[WHAT YOU ARE ASKED TO DO]
State how many lines of the records contain the string "width", and give no other information.

[RECORDS PROVIDED]
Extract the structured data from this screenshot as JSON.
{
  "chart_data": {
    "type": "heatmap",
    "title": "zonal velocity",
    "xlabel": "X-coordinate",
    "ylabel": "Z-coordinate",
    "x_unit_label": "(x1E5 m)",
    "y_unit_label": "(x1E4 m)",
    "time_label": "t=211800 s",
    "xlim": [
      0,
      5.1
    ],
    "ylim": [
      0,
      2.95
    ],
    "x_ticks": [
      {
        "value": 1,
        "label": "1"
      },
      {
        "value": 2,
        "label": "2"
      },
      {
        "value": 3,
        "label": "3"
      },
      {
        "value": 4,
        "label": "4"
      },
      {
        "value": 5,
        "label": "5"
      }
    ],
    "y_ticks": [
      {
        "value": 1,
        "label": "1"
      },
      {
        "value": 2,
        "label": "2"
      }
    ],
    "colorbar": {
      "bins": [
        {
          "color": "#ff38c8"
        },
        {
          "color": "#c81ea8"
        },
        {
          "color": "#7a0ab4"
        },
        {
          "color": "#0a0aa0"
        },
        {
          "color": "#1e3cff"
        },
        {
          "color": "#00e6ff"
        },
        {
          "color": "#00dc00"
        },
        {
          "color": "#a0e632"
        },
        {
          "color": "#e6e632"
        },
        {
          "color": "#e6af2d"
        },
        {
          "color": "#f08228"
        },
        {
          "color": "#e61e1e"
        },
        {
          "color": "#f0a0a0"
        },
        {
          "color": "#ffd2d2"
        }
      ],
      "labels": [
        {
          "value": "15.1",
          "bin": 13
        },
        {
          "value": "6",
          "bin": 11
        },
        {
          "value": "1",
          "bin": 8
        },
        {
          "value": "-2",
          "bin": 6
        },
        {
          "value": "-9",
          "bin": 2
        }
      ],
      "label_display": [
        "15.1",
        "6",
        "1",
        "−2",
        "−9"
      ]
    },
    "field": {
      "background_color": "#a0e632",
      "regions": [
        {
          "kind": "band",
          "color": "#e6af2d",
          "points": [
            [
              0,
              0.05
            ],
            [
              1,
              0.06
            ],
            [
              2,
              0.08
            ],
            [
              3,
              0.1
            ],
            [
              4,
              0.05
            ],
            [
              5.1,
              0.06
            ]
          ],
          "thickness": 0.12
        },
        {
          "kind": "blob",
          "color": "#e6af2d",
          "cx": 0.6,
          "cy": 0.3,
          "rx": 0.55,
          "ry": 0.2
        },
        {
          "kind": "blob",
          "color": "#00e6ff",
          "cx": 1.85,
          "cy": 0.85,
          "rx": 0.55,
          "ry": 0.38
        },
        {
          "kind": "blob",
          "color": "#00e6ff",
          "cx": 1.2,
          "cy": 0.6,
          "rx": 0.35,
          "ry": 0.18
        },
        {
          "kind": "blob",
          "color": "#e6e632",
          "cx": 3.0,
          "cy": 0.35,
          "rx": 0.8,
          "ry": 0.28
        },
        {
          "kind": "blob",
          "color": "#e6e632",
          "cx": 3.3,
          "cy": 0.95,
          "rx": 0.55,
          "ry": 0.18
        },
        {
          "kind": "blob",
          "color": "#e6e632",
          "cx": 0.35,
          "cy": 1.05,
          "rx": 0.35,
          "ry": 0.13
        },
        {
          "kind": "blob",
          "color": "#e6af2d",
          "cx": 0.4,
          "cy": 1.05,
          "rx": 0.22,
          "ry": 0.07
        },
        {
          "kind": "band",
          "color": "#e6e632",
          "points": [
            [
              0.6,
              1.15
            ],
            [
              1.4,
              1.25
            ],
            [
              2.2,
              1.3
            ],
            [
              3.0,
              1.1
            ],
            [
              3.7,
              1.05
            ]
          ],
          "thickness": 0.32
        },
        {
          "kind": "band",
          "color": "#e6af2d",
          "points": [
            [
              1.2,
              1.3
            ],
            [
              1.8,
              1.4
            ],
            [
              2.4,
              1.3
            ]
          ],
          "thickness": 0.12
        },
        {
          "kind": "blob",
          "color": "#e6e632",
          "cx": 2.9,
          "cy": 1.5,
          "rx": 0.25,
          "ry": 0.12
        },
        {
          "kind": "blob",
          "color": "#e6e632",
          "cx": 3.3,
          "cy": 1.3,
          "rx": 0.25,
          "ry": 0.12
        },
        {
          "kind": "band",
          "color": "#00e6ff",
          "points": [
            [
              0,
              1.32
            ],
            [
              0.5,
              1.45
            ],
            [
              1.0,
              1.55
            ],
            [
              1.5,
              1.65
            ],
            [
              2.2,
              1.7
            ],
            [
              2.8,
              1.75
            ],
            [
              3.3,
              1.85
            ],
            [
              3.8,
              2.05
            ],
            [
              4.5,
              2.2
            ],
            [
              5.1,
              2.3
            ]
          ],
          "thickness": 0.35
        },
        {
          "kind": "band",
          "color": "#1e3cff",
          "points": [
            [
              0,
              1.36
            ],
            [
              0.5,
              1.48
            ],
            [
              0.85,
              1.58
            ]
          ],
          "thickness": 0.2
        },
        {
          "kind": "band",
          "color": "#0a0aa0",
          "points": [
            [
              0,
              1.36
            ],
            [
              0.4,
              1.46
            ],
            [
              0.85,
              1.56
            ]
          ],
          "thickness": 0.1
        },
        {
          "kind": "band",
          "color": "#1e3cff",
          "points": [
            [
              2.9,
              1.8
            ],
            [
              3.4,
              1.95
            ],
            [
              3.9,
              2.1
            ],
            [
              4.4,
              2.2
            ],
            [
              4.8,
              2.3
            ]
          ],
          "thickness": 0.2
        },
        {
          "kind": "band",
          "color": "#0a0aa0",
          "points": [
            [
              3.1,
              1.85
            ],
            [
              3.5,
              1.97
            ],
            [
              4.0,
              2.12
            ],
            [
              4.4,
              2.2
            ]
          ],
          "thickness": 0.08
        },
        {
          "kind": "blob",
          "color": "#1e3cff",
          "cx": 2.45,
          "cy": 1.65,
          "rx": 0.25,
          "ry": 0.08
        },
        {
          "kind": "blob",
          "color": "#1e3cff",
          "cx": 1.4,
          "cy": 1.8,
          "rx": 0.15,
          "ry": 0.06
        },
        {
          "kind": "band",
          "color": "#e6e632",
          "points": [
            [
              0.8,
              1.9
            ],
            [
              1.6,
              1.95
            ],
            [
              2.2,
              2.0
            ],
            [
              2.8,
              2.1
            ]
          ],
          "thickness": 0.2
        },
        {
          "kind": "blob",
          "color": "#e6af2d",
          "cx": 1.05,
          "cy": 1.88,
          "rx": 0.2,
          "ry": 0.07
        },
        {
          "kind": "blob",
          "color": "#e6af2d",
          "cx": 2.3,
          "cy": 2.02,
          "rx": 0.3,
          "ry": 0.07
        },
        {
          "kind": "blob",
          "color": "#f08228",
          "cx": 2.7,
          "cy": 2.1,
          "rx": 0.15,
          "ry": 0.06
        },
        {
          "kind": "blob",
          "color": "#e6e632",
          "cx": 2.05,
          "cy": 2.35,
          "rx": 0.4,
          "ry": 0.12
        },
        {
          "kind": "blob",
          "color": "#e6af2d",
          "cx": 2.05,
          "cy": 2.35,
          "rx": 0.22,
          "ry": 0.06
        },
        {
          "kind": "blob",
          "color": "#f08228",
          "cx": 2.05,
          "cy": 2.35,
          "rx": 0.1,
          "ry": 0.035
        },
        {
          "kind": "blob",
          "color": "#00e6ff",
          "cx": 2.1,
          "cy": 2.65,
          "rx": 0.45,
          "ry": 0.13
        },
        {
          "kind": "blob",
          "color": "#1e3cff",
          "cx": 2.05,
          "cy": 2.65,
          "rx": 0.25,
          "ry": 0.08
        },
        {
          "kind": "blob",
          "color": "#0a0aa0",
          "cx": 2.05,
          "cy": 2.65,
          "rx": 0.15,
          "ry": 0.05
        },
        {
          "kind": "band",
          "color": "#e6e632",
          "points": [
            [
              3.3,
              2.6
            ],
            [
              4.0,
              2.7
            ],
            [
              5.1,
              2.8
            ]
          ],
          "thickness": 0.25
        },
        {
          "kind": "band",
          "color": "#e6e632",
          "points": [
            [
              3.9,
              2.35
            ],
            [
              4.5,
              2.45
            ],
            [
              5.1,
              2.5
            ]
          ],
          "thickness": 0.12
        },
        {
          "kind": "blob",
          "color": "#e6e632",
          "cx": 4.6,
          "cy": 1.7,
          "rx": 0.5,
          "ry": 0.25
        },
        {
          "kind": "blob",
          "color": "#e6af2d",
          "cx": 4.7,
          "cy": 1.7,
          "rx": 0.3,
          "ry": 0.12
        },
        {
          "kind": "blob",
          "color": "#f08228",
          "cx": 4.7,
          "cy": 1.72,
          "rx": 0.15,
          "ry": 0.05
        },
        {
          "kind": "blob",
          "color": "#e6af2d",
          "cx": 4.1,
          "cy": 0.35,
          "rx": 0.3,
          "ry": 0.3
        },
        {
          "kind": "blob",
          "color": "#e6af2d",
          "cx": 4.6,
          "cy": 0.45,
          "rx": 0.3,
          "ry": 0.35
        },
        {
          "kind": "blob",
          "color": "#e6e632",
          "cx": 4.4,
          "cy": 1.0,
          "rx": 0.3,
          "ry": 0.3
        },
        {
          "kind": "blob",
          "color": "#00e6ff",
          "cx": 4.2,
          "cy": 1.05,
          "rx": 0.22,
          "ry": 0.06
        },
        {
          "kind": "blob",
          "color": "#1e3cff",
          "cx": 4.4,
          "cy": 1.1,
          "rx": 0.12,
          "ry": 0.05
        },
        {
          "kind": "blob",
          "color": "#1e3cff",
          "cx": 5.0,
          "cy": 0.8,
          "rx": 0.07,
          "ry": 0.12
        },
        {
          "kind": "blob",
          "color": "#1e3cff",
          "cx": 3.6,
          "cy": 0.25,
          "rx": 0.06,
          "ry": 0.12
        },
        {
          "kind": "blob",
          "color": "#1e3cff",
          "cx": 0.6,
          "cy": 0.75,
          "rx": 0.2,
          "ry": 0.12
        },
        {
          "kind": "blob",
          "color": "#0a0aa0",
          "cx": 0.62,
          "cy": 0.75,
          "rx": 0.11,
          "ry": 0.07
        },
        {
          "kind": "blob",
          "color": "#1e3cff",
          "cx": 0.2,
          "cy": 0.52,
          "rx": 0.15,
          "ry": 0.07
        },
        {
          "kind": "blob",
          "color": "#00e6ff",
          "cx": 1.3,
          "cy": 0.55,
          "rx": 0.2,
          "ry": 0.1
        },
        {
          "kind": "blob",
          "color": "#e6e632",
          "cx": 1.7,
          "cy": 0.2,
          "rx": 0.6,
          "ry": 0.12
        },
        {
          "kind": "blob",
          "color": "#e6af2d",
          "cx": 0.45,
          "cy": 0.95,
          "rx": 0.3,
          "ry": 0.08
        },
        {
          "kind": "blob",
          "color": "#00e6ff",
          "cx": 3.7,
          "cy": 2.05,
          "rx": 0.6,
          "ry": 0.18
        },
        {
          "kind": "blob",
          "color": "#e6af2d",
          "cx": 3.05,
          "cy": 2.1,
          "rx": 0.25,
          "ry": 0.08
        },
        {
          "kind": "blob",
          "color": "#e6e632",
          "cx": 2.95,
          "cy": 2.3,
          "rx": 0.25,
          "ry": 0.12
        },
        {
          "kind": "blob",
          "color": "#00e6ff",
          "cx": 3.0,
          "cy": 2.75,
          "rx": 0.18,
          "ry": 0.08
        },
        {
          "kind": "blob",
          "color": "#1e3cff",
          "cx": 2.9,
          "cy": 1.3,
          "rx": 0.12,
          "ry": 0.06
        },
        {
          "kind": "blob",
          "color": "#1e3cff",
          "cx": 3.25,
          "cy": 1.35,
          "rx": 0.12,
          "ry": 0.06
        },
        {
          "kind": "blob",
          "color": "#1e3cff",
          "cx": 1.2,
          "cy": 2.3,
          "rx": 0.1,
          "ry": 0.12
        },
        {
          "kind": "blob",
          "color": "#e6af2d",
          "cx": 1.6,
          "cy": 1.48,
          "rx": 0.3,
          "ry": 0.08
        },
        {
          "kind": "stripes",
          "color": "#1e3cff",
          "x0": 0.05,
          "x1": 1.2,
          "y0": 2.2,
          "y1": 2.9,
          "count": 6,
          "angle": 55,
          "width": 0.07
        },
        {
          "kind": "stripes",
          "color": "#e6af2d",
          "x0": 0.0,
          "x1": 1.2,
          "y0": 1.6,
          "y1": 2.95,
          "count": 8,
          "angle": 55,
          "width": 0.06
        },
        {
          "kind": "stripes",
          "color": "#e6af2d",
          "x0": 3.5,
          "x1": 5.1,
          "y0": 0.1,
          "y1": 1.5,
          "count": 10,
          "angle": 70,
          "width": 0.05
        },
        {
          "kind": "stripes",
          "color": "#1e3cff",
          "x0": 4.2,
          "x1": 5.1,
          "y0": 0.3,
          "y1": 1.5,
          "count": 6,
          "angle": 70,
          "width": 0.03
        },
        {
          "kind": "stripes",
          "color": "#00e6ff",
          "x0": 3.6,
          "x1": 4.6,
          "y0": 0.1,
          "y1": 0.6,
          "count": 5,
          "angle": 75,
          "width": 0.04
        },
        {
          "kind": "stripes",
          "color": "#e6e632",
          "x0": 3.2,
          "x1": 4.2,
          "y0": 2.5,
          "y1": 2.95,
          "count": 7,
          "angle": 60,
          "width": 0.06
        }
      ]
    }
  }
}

[THE COMPLETED TASK]
6